### [AIM 1]
Answer these about the socket article:
(a) To what frequency was the Core i7 870 overclocked?
(b) Which manufacturer's 1156 sockets show the reproducible pattern of poor pin-to-pad contact?
(c) According to Intel's white papers, about how many VCC pads do socket 1156 CPUs have?

### [TEXT BLOCK]
[start]

P55 Extreme Overclockers: Check your sockets!
by Rajinder Gill on October 15, 2009 12:01 AM EST- Posted in
- Motherboards
We start with a picture.
The picture above is after our Core i7 870 (LGA-1156) processor was overclocked up to 5.19GHz using our cascade with a -102° Celsius evaporator head temperature under full-load. Processor VCC power draw at these frequencies is around 160W (this is possible only due to subzero cooling), as measured with a clamp meter installed at the 12V EPS power lead. Study the pictures closely and you should notice something peculiar. Keep in mind it comes from a CPU installed in the same type of socket from a particular manufacturer.
What happens after several extreme benchmark runs...
If you noticed something weird in the pictures then you understand the title of our article. We have what seems to be a potentially serious issue with proper socket loading on several P55-based motherboards when overclocking to the limit. We are of course not the only ones experiencing the problem as several of our overclocking peers have run into the same problem.
Normally we do not worry too much about mishaps during extreme overclocking testing as they are typically caused by factors outside of the supplier’s control. The overriding concern is that we have damaged every motherboard in our possession for the P55 overclocking (extreme) shootout as well as two very expensive i7/870 processors. These problems are the cause of a single component and are repeatable. As such, we thought we would provide details on current problems and will provide an update once all of the motherboard manufacturers affected have had a chance to properly respond.
We draw your attention to the fact that the processor shown in this pictures exhibits signs of insufficient pin-to-pad contact (little to no contact) in what is a rather reproducible pattern with Foxconn manufactured 1156 sockets. As soon as an end-user mounts a CPU in a socket and latches the clamp mechanism, each pin should leave a notable mark on the associated pad.
We've marked locations where this does not seem to have happened, showing what appears to be a significant reduction in the number of VCC/VSS pins for proper power delivery, and certainly not at the right load line resistance. Damage resulting from highly overclocked use in these types of situations is not solely limited to the processor; let’s take a look at what happened to some of the motherboards in which these CPU were seated.
When Intel publishes socket specifications and design tolerances, it's up to component manufacturers to strictly adhere to them when designing, manufacturing, testing and ultimately selling their "compliant" components. Of course, that's not to say Intel could not have goofed when releasing their specification, leaving out a crucial tolerance or such. It could happen, but not likely. For the time being, let's assume that's not the case; seeing as how processors installed in sockets built by other companies have exhibited no such issue in testing to date.
At first glance, one might be inclined to think LGA-1156 based processors are intolerant of high-end overclocking, almost as if by design. This is correct to some extent; a quick glance at Intel’s white papers for socket 1156 CPU’s reveals that there are around 175 pads for VCC compared to over 250 for socket 1366 CPU’s. This means socket 1156 has around 66% of the current capacity of socket 1366, the caveat being that when overclocked, processors from both platforms draw similar levels of current.

[end]

### [AIM 2]
How many lines of the listing contain the string "Delay"? Case counts; reply with the number alone.

[Source data]
[start]

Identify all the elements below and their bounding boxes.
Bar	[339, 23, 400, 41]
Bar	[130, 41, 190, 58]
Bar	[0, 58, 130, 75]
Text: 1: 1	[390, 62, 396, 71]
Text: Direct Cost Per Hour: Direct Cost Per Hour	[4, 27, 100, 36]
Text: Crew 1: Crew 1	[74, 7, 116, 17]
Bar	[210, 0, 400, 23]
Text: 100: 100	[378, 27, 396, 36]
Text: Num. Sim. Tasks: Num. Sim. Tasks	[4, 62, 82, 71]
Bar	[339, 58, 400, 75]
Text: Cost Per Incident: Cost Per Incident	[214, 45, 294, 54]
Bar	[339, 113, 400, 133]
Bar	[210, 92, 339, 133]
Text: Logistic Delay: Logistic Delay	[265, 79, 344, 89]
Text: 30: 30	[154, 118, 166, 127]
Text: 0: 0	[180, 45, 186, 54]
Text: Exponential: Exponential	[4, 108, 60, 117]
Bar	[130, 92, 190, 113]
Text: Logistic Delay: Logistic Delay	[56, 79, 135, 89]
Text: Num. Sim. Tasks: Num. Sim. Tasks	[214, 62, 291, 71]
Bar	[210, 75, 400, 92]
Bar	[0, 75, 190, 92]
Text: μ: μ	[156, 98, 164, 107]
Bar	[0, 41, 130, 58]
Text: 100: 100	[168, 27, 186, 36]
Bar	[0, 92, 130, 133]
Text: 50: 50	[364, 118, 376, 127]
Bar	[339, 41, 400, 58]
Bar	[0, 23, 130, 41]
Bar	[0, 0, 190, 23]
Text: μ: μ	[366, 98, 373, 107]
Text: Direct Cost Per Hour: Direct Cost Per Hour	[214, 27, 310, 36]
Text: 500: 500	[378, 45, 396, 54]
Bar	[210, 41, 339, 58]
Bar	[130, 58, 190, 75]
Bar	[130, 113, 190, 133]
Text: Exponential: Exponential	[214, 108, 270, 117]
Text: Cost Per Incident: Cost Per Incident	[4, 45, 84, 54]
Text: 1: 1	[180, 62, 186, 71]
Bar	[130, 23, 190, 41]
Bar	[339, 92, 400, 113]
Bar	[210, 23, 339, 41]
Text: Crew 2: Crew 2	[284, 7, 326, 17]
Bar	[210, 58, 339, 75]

[end]
[start]

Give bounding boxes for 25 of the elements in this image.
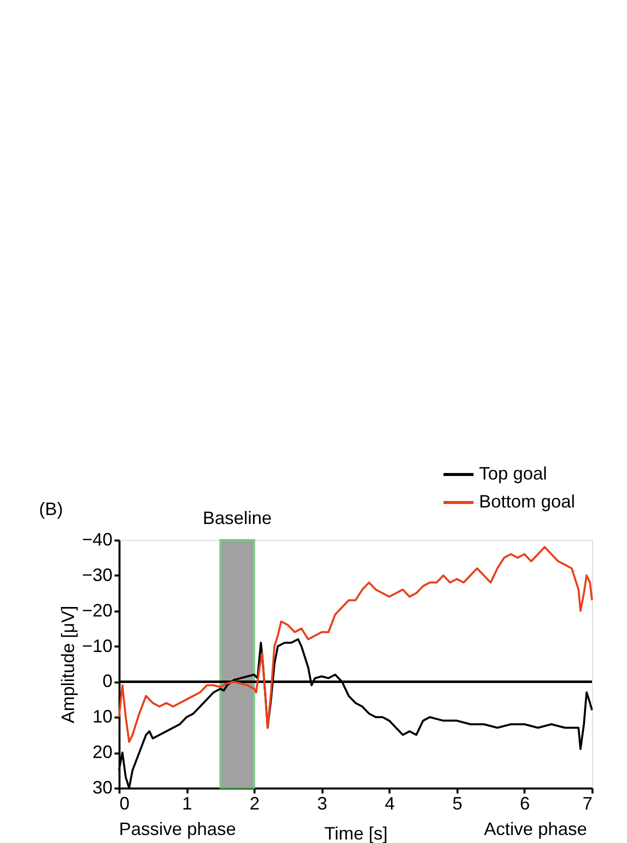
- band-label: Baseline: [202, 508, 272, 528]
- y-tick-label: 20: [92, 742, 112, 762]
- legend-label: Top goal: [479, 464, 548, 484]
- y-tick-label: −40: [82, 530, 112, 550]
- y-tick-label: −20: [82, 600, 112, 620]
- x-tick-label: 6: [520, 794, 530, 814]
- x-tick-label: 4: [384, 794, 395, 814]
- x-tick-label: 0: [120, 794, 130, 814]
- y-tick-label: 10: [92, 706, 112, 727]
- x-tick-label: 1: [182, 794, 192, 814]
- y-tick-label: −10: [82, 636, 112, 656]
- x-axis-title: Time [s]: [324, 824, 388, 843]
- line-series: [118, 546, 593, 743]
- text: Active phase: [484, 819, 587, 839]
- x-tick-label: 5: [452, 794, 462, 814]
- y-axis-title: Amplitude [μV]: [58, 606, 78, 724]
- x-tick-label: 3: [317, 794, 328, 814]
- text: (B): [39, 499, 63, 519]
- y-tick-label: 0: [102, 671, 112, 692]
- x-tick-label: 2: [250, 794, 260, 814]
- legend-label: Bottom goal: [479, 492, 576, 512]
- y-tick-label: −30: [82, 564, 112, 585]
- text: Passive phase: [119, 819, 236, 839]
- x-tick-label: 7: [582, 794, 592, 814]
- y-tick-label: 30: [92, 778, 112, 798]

[end]
[start]

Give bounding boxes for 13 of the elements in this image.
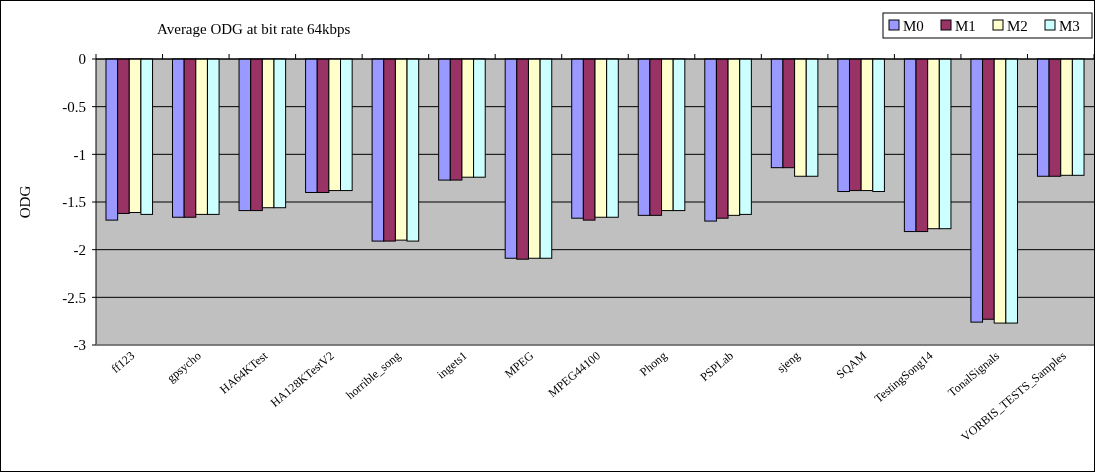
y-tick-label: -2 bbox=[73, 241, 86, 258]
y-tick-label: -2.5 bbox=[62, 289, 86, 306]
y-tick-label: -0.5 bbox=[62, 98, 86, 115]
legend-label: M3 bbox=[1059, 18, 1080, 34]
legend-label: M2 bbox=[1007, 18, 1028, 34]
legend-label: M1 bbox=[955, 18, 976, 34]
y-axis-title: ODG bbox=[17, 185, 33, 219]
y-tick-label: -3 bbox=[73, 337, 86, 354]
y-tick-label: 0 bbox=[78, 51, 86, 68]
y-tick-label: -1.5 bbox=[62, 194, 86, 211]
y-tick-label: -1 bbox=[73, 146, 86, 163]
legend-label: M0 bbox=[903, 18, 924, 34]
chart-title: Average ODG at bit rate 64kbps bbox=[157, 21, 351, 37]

[end]

### [FULL OUTPUT 1]
(a) 5.19GHz
(b) Foxconn
(c) Around 175

### [FULL OUTPUT 2]
2